Find all lines in the records that include the word "your", and copy them out.

--- begin RECORDS FOR THE TASK ---

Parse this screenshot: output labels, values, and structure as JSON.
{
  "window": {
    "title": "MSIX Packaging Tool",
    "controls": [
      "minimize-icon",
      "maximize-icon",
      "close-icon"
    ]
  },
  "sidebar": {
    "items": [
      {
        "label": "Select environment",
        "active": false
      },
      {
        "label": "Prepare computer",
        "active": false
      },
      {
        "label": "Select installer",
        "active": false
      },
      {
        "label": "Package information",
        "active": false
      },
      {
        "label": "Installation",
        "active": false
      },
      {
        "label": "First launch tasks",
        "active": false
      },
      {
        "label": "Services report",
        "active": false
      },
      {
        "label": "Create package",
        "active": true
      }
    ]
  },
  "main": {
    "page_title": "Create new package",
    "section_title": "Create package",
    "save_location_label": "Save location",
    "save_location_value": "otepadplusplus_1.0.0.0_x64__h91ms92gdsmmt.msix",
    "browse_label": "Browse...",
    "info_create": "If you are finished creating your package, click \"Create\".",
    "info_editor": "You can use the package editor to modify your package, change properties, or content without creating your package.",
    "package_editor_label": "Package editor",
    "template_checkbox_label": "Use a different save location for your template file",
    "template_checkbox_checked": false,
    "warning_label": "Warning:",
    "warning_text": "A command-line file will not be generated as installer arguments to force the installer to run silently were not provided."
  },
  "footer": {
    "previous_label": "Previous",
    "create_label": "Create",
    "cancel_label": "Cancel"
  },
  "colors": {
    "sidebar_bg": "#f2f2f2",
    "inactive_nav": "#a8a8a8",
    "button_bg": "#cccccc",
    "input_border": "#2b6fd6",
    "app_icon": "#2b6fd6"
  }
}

--- end RECORDS FOR THE TASK ---

» FINISHED ANSWER
    "info_create": "If you are finished creating your package, click \"Create\".",
    "info_editor": "You can use the package editor to modify your package, change properties, or content without creating your package.",
    "template_checkbox_label": "Use a different save location for your template file",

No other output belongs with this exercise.